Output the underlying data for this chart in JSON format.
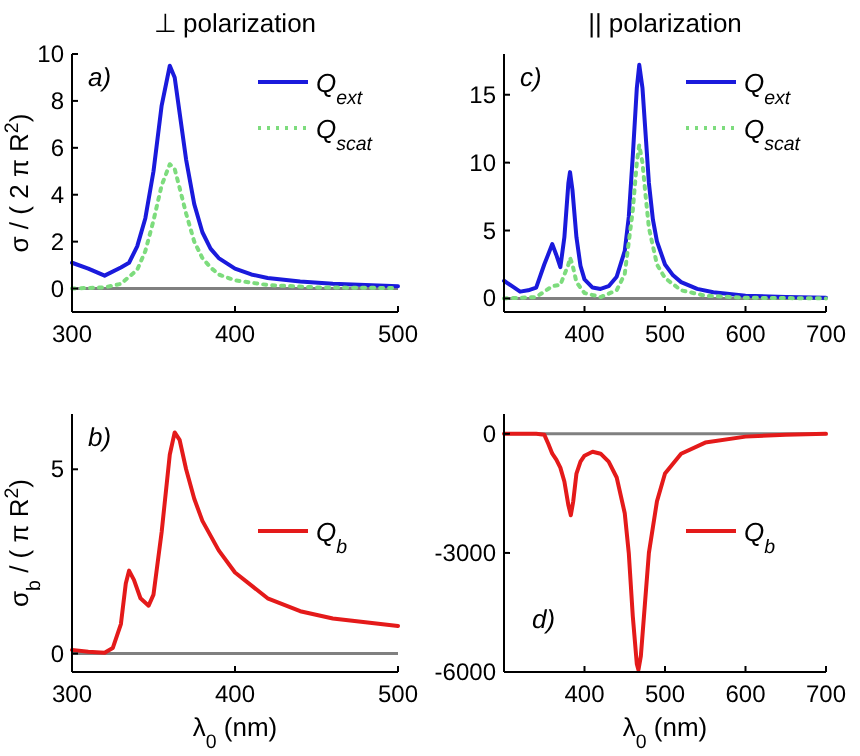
{
  "chart_data": [
    {
      "type": "line",
      "title": "⊥ polarization",
      "ylabel": "σ / ( 2 π R$^{2}$)",
      "annotations": [
        "a)"
      ],
      "xlim": [
        300,
        500
      ],
      "xticks": [
        300,
        400,
        500
      ],
      "ylim": [
        -1,
        10
      ],
      "yticks": [
        0,
        2,
        4,
        6,
        8,
        10
      ],
      "grid": false,
      "legend": "top right",
      "ref_lines": [
        {
          "axis": "y",
          "value": 0,
          "color": "#808080"
        }
      ],
      "series": [
        {
          "name": "Q$_{ext}$",
          "color": "#1a1adc",
          "line_style": "solid",
          "x": [
            300,
            310,
            320,
            330,
            335,
            340,
            345,
            350,
            355,
            360,
            363,
            366,
            370,
            375,
            380,
            385,
            390,
            400,
            410,
            420,
            440,
            460,
            480,
            500
          ],
          "values": [
            1.1,
            0.85,
            0.55,
            0.9,
            1.1,
            1.8,
            3.0,
            5.0,
            7.8,
            9.5,
            9.0,
            7.5,
            5.5,
            3.6,
            2.4,
            1.7,
            1.3,
            0.85,
            0.6,
            0.45,
            0.3,
            0.2,
            0.15,
            0.1
          ]
        },
        {
          "name": "Q$_{scat}$",
          "color": "#7ddc7d",
          "line_style": "dotted",
          "x": [
            300,
            320,
            330,
            340,
            345,
            350,
            355,
            360,
            363,
            366,
            370,
            375,
            380,
            385,
            390,
            400,
            420,
            450,
            500
          ],
          "values": [
            0,
            0.05,
            0.2,
            0.8,
            1.6,
            2.9,
            4.4,
            5.3,
            5.1,
            4.3,
            3.2,
            2.0,
            1.3,
            0.9,
            0.6,
            0.35,
            0.15,
            0.05,
            0.02
          ]
        }
      ]
    },
    {
      "type": "line",
      "title": "|| polarization",
      "annotations": [
        "c)"
      ],
      "xlim": [
        300,
        700
      ],
      "xticks": [
        400,
        500,
        600,
        700
      ],
      "ylim": [
        -1,
        18
      ],
      "yticks": [
        0,
        5,
        10,
        15
      ],
      "grid": false,
      "legend": "top right",
      "ref_lines": [
        {
          "axis": "y",
          "value": 0,
          "color": "#808080"
        }
      ],
      "series": [
        {
          "name": "Q$_{ext}$",
          "color": "#1a1adc",
          "line_style": "solid",
          "x": [
            300,
            310,
            320,
            330,
            340,
            350,
            360,
            365,
            370,
            375,
            380,
            382,
            385,
            390,
            395,
            400,
            410,
            420,
            430,
            440,
            450,
            455,
            460,
            465,
            468,
            472,
            476,
            480,
            485,
            490,
            500,
            510,
            520,
            540,
            560,
            600,
            650,
            700
          ],
          "values": [
            1.3,
            0.9,
            0.5,
            0.6,
            0.8,
            2.5,
            4.0,
            3.2,
            2.3,
            4.5,
            8.5,
            9.3,
            8.0,
            4.5,
            2.4,
            1.4,
            0.8,
            0.7,
            0.9,
            1.6,
            3.5,
            6.0,
            10.5,
            15.5,
            17.2,
            15.5,
            12,
            8.5,
            5.8,
            4.2,
            2.5,
            1.7,
            1.2,
            0.7,
            0.45,
            0.2,
            0.1,
            0.05
          ]
        },
        {
          "name": "Q$_{scat}$",
          "color": "#7ddc7d",
          "line_style": "dotted",
          "x": [
            300,
            340,
            360,
            370,
            380,
            382,
            385,
            390,
            400,
            420,
            440,
            450,
            460,
            465,
            468,
            472,
            476,
            480,
            490,
            500,
            520,
            550,
            600,
            700
          ],
          "values": [
            0,
            0.1,
            0.9,
            1.0,
            2.5,
            3.0,
            2.5,
            1.2,
            0.4,
            0.1,
            0.6,
            1.8,
            6.5,
            10.0,
            11.3,
            10.0,
            7.5,
            5.2,
            2.5,
            1.5,
            0.6,
            0.2,
            0.05,
            0
          ]
        }
      ]
    },
    {
      "type": "line",
      "ylabel": "σ$_{b}$ / ( π R$^{2}$)",
      "xlabel": "λ$_{0}$  (nm)",
      "annotations": [
        "b)"
      ],
      "xlim": [
        300,
        500
      ],
      "xticks": [
        300,
        400,
        500
      ],
      "ylim": [
        -0.5,
        6.5
      ],
      "yticks": [
        0,
        5
      ],
      "grid": false,
      "legend": "right",
      "ref_lines": [
        {
          "axis": "y",
          "value": 0,
          "color": "#808080"
        }
      ],
      "series": [
        {
          "name": "Q$_{b}$",
          "color": "#e41a1a",
          "line_style": "solid",
          "x": [
            300,
            310,
            320,
            325,
            330,
            333,
            335,
            338,
            342,
            347,
            350,
            355,
            360,
            363,
            366,
            370,
            375,
            380,
            390,
            400,
            420,
            440,
            460,
            480,
            500
          ],
          "values": [
            0.1,
            0.05,
            0.02,
            0.15,
            0.8,
            1.9,
            2.25,
            2.0,
            1.5,
            1.3,
            1.6,
            3.3,
            5.4,
            6.0,
            5.8,
            5.0,
            4.2,
            3.6,
            2.8,
            2.2,
            1.5,
            1.15,
            0.95,
            0.85,
            0.75
          ]
        }
      ]
    },
    {
      "type": "line",
      "xlabel": "λ$_{0}$  (nm)",
      "annotations": [
        "d)"
      ],
      "xlim": [
        300,
        700
      ],
      "xticks": [
        400,
        500,
        600,
        700
      ],
      "ylim": [
        -6000,
        500
      ],
      "yticks": [
        -6000,
        -3000,
        0
      ],
      "grid": false,
      "legend": "right",
      "ref_lines": [
        {
          "axis": "y",
          "value": 0,
          "color": "#808080"
        }
      ],
      "series": [
        {
          "name": "Q$_{b}$",
          "color": "#e41a1a",
          "line_style": "solid",
          "x": [
            300,
            340,
            350,
            355,
            360,
            365,
            370,
            375,
            380,
            383,
            386,
            390,
            395,
            400,
            410,
            420,
            430,
            440,
            450,
            455,
            460,
            465,
            467,
            470,
            475,
            480,
            490,
            500,
            520,
            550,
            600,
            650,
            700
          ],
          "values": [
            0,
            0,
            -20,
            -250,
            -500,
            -650,
            -850,
            -1200,
            -1800,
            -2050,
            -1700,
            -1000,
            -700,
            -550,
            -450,
            -500,
            -700,
            -1100,
            -2000,
            -3000,
            -4600,
            -5800,
            -5950,
            -5600,
            -4300,
            -3000,
            -1700,
            -1000,
            -500,
            -220,
            -70,
            -20,
            0
          ]
        }
      ]
    }
  ]
}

Aim of the exercise: Exclude the pictures and repeat every other part of the records word for word.

In response:
Output the underlying data for this chart in JSON format.
{
  "chart_data": [
    {
      "type": "line",
      "title": "⊥ polarization",
      "ylabel": "σ / ( 2 π R$^{2}$)",
      "annotations": [
        "a)"
      ],
      "xlim": [
        300,
        500
      ],
      "xticks": [
        300,
        400,
        500
      ],
      "ylim": [
        -1,
        10
      ],
      "yticks": [
        0,
        2,
        4,
        6,
        8,
        10
      ],
      "grid": false,
      "legend": "top right",
      "ref_lines": [
        {
          "axis": "y",
          "value": 0,
          "color": "#808080"
        }
      ],
      "series": [
        {
          "name": "Q$_{ext}$",
          "color": "#1a1adc",
          "line_style": "solid",
          "x": [
            300,
            310,
            320,
            330,
            335,
            340,
            345,
            350,
            355,
            360,
            363,
            366,
            370,
            375,
            380,
            385,
            390,
            400,
            410,
            420,
            440,
            460,
            480,
            500
          ],
          "values": [
            1.1,
            0.85,
            0.55,
            0.9,
            1.1,
            1.8,
            3.0,
            5.0,
            7.8,
            9.5,
            9.0,
            7.5,
            5.5,
            3.6,
            2.4,
            1.7,
            1.3,
            0.85,
            0.6,
            0.45,
            0.3,
            0.2,
            0.15,
            0.1
          ]
        },
        {
          "name": "Q$_{scat}$",
          "color": "#7ddc7d",
          "line_style": "dotted",
          "x": [
            300,
            320,
            330,
            340,
            345,
            350,
            355,
            360,
            363,
            366,
            370,
            375,
            380,
            385,
            390,
            400,
            420,
            450,
            500
          ],
          "values": [
            0,
            0.05,
            0.2,
            0.8,
            1.6,
            2.9,
            4.4,
            5.3,
            5.1,
            4.3,
            3.2,
            2.0,
            1.3,
            0.9,
            0.6,
            0.35,
            0.15,
            0.05,
            0.02
          ]
        }
      ]
    },
    {
      "type": "line",
      "title": "|| polarization",
      "annotations": [
        "c)"
      ],
      "xlim": [
        300,
        700
      ],
      "xticks": [
        400,
        500,
        600,
        700
      ],
      "ylim": [
        -1,
        18
      ],
      "yticks": [
        0,
        5,
        10,
        15
      ],
      "grid": false,
      "legend": "top right",
      "ref_lines": [
        {
          "axis": "y",
          "value": 0,
          "color": "#808080"
        }
      ],
      "series": [
        {
          "name": "Q$_{ext}$",
          "color": "#1a1adc",
          "line_style": "solid",
          "x": [
            300,
            310,
            320,
            330,
            340,
            350,
            360,
            365,
            370,
            375,
            380,
            382,
            385,
            390,
            395,
            400,
            410,
            420,
            430,
            440,
            450,
            455,
            460,
            465,
            468,
            472,
            476,
            480,
            485,
            490,
            500,
            510,
            520,
            540,
            560,
            600,
            650,
            700
          ],
          "values": [
            1.3,
            0.9,
            0.5,
            0.6,
            0.8,
            2.5,
            4.0,
            3.2,
            2.3,
            4.5,
            8.5,
            9.3,
            8.0,
            4.5,
            2.4,
            1.4,
            0.8,
            0.7,
            0.9,
            1.6,
            3.5,
            6.0,
            10.5,
            15.5,
            17.2,
            15.5,
            12,
            8.5,
            5.8,
            4.2,
            2.5,
            1.7,
            1.2,
            0.7,
            0.45,
            0.2,
            0.1,
            0.05
          ]
        },
        {
          "name": "Q$_{scat}$",
          "color": "#7ddc7d",
          "line_style": "dotted",
          "x": [
            300,
            340,
            360,
            370,
            380,
            382,
            385,
            390,
            400,
            420,
            440,
            450,
            460,
            465,
            468,
            472,
            476,
            480,
            490,
            500,
            520,
            550,
            600,
            700
          ],
          "values": [
            0,
            0.1,
            0.9,
            1.0,
            2.5,
            3.0,
            2.5,
            1.2,
            0.4,
            0.1,
            0.6,
            1.8,
            6.5,
            10.0,
            11.3,
            10.0,
            7.5,
            5.2,
            2.5,
            1.5,
            0.6,
            0.2,
            0.05,
            0
          ]
        }
      ]
    },
    {
      "type": "line",
      "ylabel": "σ$_{b}$ / ( π R$^{2}$)",
      "xlabel": "λ$_{0}$  (nm)",
      "annotations": [
        "b)"
      ],
      "xlim": [
        300,
        500
      ],
      "xticks": [
        300,
        400,
        500
      ],
      "ylim": [
        -0.5,
        6.5
      ],
      "yticks": [
        0,
        5
      ],
      "grid": false,
      "legend": "right",
      "ref_lines": [
        {
          "axis": "y",
          "value": 0,
          "color": "#808080"
        }
      ],
      "series": [
        {
          "name": "Q$_{b}$",
          "color": "#e41a1a",
          "line_style": "solid",
          "x": [
            300,
            310,
            320,
            325,
            330,
            333,
            335,
            338,
            342,
            347,
            350,
            355,
            360,
            363,
            366,
            370,
            375,
            380,
            390,
            400,
            420,
            440,
            460,
            480,
            500
          ],
          "values": [
            0.1,
            0.05,
            0.02,
            0.15,
            0.8,
            1.9,
            2.25,
            2.0,
            1.5,
            1.3,
            1.6,
            3.3,
            5.4,
            6.0,
            5.8,
            5.0,
            4.2,
            3.6,
            2.8,
            2.2,
            1.5,
            1.15,
            0.95,
            0.85,
            0.75
          ]
        }
      ]
    },
    {
      "type": "line",
      "xlabel": "λ$_{0}$  (nm)",
      "annotations": [
        "d)"
      ],
      "xlim": [
        300,
        700
      ],
      "xticks": [
        400,
        500,
        600,
        700
      ],
      "ylim": [
        -6000,
        500
      ],
      "yticks": [
        -6000,
        -3000,
        0
      ],
      "grid": false,
      "legend": "right",
      "ref_lines": [
        {
          "axis": "y",
          "value": 0,
          "color": "#808080"
        }
      ],
      "series": [
        {
          "name": "Q$_{b}$",
          "color": "#e41a1a",
          "line_style": "solid",
          "x": [
            300,
            340,
            350,
            355,
            360,
            365,
            370,
            375,
            380,
            383,
            386,
            390,
            395,
            400,
            410,
            420,
            430,
            440,
            450,
            455,
            460,
            465,
            467,
            470,
            475,
            480,
            490,
            500,
            520,
            550,
            600,
            650,
            700
          ],
          "values": [
            0,
            0,
            -20,
            -250,
            -500,
            -650,
            -850,
            -1200,
            -1800,
            -2050,
            -1700,
            -1000,
            -700,
            -550,
            -450,
            -500,
            -700,
            -1100,
            -2000,
            -3000,
            -4600,
            -5800,
            -5950,
            -5600,
            -4300,
            -3000,
            -1700,
            -1000,
            -500,
            -220,
            -70,
            -20,
            0
          ]
        }
      ]
    }
  ]
}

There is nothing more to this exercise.